Work required
Return the records in full, exactly as given.

Items
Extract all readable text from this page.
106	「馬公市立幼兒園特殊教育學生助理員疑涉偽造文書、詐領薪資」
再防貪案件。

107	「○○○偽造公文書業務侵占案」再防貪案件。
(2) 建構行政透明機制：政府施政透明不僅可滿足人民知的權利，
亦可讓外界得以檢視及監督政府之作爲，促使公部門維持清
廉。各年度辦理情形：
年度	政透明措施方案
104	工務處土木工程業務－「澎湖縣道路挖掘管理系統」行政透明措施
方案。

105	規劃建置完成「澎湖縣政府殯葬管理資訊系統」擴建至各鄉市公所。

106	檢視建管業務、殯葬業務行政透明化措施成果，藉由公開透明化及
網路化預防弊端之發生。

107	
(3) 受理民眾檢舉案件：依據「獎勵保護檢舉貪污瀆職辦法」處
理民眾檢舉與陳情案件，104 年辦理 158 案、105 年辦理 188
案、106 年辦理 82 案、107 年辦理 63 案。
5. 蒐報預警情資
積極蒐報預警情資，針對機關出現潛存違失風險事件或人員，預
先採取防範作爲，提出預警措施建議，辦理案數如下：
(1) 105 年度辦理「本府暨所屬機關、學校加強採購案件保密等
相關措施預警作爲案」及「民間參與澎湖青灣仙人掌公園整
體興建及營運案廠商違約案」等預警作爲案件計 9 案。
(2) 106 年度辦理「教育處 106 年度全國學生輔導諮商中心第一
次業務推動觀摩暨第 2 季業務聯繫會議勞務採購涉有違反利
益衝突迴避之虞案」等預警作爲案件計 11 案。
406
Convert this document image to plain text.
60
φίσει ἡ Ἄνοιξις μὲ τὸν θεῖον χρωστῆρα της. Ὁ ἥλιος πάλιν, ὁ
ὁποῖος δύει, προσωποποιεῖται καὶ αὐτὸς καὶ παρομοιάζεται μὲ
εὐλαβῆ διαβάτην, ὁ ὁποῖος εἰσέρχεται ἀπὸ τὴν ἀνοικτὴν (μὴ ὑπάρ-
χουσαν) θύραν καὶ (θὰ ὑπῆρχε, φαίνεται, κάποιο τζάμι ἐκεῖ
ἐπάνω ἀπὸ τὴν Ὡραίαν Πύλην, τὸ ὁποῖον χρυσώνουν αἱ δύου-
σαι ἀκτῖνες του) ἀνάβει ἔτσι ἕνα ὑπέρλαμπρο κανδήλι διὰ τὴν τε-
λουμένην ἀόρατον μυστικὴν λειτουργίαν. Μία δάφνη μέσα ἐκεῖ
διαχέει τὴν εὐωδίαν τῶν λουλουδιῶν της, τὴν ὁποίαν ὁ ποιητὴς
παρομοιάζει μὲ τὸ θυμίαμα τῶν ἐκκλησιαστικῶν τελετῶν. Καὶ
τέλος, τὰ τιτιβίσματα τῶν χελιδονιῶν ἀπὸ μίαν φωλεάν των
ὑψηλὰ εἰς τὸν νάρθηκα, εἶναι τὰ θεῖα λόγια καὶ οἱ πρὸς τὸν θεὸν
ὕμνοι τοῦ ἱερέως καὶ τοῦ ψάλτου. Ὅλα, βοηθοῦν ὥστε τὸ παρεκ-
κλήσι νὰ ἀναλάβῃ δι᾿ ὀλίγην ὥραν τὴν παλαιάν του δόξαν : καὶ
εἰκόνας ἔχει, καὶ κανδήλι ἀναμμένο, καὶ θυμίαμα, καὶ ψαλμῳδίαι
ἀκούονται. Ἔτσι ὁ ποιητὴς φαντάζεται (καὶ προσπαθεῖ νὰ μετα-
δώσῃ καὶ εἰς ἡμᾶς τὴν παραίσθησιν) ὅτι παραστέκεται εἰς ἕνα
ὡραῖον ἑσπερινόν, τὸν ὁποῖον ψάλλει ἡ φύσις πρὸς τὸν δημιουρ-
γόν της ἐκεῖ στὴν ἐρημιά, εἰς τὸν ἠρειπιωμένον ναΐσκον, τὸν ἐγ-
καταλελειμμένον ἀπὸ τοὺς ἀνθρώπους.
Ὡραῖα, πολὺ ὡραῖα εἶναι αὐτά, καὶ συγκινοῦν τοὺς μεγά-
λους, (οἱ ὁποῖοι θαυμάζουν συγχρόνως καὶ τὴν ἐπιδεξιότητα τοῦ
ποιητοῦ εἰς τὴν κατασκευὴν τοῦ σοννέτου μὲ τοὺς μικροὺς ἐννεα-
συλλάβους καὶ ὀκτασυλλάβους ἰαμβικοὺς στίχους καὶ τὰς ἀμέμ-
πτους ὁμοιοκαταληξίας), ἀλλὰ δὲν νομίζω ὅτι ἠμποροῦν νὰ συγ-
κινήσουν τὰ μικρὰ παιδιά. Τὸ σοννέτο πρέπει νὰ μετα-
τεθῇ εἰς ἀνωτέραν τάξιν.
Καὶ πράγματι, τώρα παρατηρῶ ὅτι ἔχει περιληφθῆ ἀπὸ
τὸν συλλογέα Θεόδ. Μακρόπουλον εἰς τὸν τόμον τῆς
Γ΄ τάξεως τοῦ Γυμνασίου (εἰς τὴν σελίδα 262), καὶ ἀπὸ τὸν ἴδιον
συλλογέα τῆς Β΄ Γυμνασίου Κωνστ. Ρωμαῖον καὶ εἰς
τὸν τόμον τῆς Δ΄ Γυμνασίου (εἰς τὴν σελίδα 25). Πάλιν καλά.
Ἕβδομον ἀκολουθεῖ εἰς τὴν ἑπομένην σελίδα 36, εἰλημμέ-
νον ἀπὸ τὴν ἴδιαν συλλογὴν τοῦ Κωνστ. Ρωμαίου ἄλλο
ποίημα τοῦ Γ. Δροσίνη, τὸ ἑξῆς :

Exercise solution
Extract all readable text from this page.
106	「馬公市立幼兒園特殊教育學生助理員疑涉偽造文書、詐領薪資」
再防貪案件。

107	「○○○偽造公文書業務侵占案」再防貪案件。
(2) 建構行政透明機制：政府施政透明不僅可滿足人民知的權利，
亦可讓外界得以檢視及監督政府之作爲，促使公部門維持清
廉。各年度辦理情形：
年度	政透明措施方案
104	工務處土木工程業務－「澎湖縣道路挖掘管理系統」行政透明措施
方案。

105	規劃建置完成「澎湖縣政府殯葬管理資訊系統」擴建至各鄉市公所。

106	檢視建管業務、殯葬業務行政透明化措施成果，藉由公開透明化及
網路化預防弊端之發生。

107	
(3) 受理民眾檢舉案件：依據「獎勵保護檢舉貪污瀆職辦法」處
理民眾檢舉與陳情案件，104 年辦理 158 案、105 年辦理 188
案、106 年辦理 82 案、107 年辦理 63 案。
5. 蒐報預警情資
積極蒐報預警情資，針對機關出現潛存違失風險事件或人員，預
先採取防範作爲，提出預警措施建議，辦理案數如下：
(1) 105 年度辦理「本府暨所屬機關、學校加強採購案件保密等
相關措施預警作爲案」及「民間參與澎湖青灣仙人掌公園整
體興建及營運案廠商違約案」等預警作爲案件計 9 案。
(2) 106 年度辦理「教育處 106 年度全國學生輔導諮商中心第一
次業務推動觀摩暨第 2 季業務聯繫會議勞務採購涉有違反利
益衝突迴避之虞案」等預警作爲案件計 11 案。
406
Convert this document image to plain text.
60
φίσει ἡ Ἄνοιξις μὲ τὸν θεῖον χρωστῆρα της. Ὁ ἥλιος πάλιν, ὁ
ὁποῖος δύει, προσωποποιεῖται καὶ αὐτὸς καὶ παρομοιάζεται μὲ
εὐλαβῆ διαβάτην, ὁ ὁποῖος εἰσέρχεται ἀπὸ τὴν ἀνοικτὴν (μὴ ὑπάρ-
χουσαν) θύραν καὶ (θὰ ὑπῆρχε, φαίνεται, κάποιο τζάμι ἐκεῖ
ἐπάνω ἀπὸ τὴν Ὡραίαν Πύλην, τὸ ὁποῖον χρυσώνουν αἱ δύου-
σαι ἀκτῖνες του) ἀνάβει ἔτσι ἕνα ὑπέρλαμπρο κανδήλι διὰ τὴν τε-
λουμένην ἀόρατον μυστικὴν λειτουργίαν. Μία δάφνη μέσα ἐκεῖ
διαχέει τὴν εὐωδίαν τῶν λουλουδιῶν της, τὴν ὁποίαν ὁ ποιητὴς
παρομοιάζει μὲ τὸ θυμίαμα τῶν ἐκκλησιαστικῶν τελετῶν. Καὶ
τέλος, τὰ τιτιβίσματα τῶν χελιδονιῶν ἀπὸ μίαν φωλεάν των
ὑψηλὰ εἰς τὸν νάρθηκα, εἶναι τὰ θεῖα λόγια καὶ οἱ πρὸς τὸν θεὸν
ὕμνοι τοῦ ἱερέως καὶ τοῦ ψάλτου. Ὅλα, βοηθοῦν ὥστε τὸ παρεκ-
κλήσι νὰ ἀναλάβῃ δι᾿ ὀλίγην ὥραν τὴν παλαιάν του δόξαν : καὶ
εἰκόνας ἔχει, καὶ κανδήλι ἀναμμένο, καὶ θυμίαμα, καὶ ψαλμῳδίαι
ἀκούονται. Ἔτσι ὁ ποιητὴς φαντάζεται (καὶ προσπαθεῖ νὰ μετα-
δώσῃ καὶ εἰς ἡμᾶς τὴν παραίσθησιν) ὅτι παραστέκεται εἰς ἕνα
ὡραῖον ἑσπερινόν, τὸν ὁποῖον ψάλλει ἡ φύσις πρὸς τὸν δημιουρ-
γόν της ἐκεῖ στὴν ἐρημιά, εἰς τὸν ἠρειπιωμένον ναΐσκον, τὸν ἐγ-
καταλελειμμένον ἀπὸ τοὺς ἀνθρώπους.
Ὡραῖα, πολὺ ὡραῖα εἶναι αὐτά, καὶ συγκινοῦν τοὺς μεγά-
λους, (οἱ ὁποῖοι θαυμάζουν συγχρόνως καὶ τὴν ἐπιδεξιότητα τοῦ
ποιητοῦ εἰς τὴν κατασκευὴν τοῦ σοννέτου μὲ τοὺς μικροὺς ἐννεα-
συλλάβους καὶ ὀκτασυλλάβους ἰαμβικοὺς στίχους καὶ τὰς ἀμέμ-
πτους ὁμοιοκαταληξίας), ἀλλὰ δὲν νομίζω ὅτι ἠμποροῦν νὰ συγ-
κινήσουν τὰ μικρὰ παιδιά. Τὸ σοννέτο πρέπει νὰ μετα-
τεθῇ εἰς ἀνωτέραν τάξιν.
Καὶ πράγματι, τώρα παρατηρῶ ὅτι ἔχει περιληφθῆ ἀπὸ
τὸν συλλογέα Θεόδ. Μακρόπουλον εἰς τὸν τόμον τῆς
Γ΄ τάξεως τοῦ Γυμνασίου (εἰς τὴν σελίδα 262), καὶ ἀπὸ τὸν ἴδιον
συλλογέα τῆς Β΄ Γυμνασίου Κωνστ. Ρωμαῖον καὶ εἰς
τὸν τόμον τῆς Δ΄ Γυμνασίου (εἰς τὴν σελίδα 25). Πάλιν καλά.
Ἕβδομον ἀκολουθεῖ εἰς τὴν ἑπομένην σελίδα 36, εἰλημμέ-
νον ἀπὸ τὴν ἴδιαν συλλογὴν τοῦ Κωνστ. Ρωμαίου ἄλλο
ποίημα τοῦ Γ. Δροσίνη, τὸ ἑξῆς :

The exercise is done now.